WORK REQUIRED
Your task is to print all of the material verbatim.

MATERIAL TO PROCESS
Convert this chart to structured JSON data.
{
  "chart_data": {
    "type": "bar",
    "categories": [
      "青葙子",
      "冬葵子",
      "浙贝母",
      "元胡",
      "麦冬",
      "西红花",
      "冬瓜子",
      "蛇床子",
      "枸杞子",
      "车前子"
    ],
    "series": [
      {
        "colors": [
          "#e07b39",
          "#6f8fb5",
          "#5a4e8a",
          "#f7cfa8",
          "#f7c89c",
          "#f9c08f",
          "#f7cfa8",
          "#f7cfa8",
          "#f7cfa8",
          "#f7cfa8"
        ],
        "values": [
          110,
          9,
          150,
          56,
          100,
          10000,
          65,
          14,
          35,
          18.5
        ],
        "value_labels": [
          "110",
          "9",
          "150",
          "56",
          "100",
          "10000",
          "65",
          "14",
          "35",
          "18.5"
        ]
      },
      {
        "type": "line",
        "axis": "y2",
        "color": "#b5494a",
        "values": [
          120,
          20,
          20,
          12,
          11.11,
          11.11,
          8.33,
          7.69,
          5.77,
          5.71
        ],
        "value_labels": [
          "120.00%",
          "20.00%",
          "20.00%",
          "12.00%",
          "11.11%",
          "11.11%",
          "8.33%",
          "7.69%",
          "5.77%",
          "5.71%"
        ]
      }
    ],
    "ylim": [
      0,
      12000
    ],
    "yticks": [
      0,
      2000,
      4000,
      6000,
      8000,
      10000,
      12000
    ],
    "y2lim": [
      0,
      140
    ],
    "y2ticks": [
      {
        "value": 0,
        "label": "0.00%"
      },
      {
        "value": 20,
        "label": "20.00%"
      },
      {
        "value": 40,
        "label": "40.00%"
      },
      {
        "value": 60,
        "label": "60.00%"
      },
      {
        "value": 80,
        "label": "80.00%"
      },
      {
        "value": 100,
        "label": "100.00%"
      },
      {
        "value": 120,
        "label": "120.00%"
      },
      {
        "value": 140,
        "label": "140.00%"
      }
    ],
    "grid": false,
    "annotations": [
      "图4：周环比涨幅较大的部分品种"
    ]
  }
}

COMPLETE ANSWER
Convert this chart to structured JSON data.
{
  "chart_data": {
    "type": "bar",
    "categories": [
      "青葙子",
      "冬葵子",
      "浙贝母",
      "元胡",
      "麦冬",
      "西红花",
      "冬瓜子",
      "蛇床子",
      "枸杞子",
      "车前子"
    ],
    "series": [
      {
        "colors": [
          "#e07b39",
          "#6f8fb5",
          "#5a4e8a",
          "#f7cfa8",
          "#f7c89c",
          "#f9c08f",
          "#f7cfa8",
          "#f7cfa8",
          "#f7cfa8",
          "#f7cfa8"
        ],
        "values": [
          110,
          9,
          150,
          56,
          100,
          10000,
          65,
          14,
          35,
          18.5
        ],
        "value_labels": [
          "110",
          "9",
          "150",
          "56",
          "100",
          "10000",
          "65",
          "14",
          "35",
          "18.5"
        ]
      },
      {
        "type": "line",
        "axis": "y2",
        "color": "#b5494a",
        "values": [
          120,
          20,
          20,
          12,
          11.11,
          11.11,
          8.33,
          7.69,
          5.77,
          5.71
        ],
        "value_labels": [
          "120.00%",
          "20.00%",
          "20.00%",
          "12.00%",
          "11.11%",
          "11.11%",
          "8.33%",
          "7.69%",
          "5.77%",
          "5.71%"
        ]
      }
    ],
    "ylim": [
      0,
      12000
    ],
    "yticks": [
      0,
      2000,
      4000,
      6000,
      8000,
      10000,
      12000
    ],
    "y2lim": [
      0,
      140
    ],
    "y2ticks": [
      {
        "value": 0,
        "label": "0.00%"
      },
      {
        "value": 20,
        "label": "20.00%"
      },
      {
        "value": 40,
        "label": "40.00%"
      },
      {
        "value": 60,
        "label": "60.00%"
      },
      {
        "value": 80,
        "label": "80.00%"
      },
      {
        "value": 100,
        "label": "100.00%"
      },
      {
        "value": 120,
        "label": "120.00%"
      },
      {
        "value": 140,
        "label": "140.00%"
      }
    ],
    "grid": false,
    "annotations": [
      "图4：周环比涨幅较大的部分品种"
    ]
  }
}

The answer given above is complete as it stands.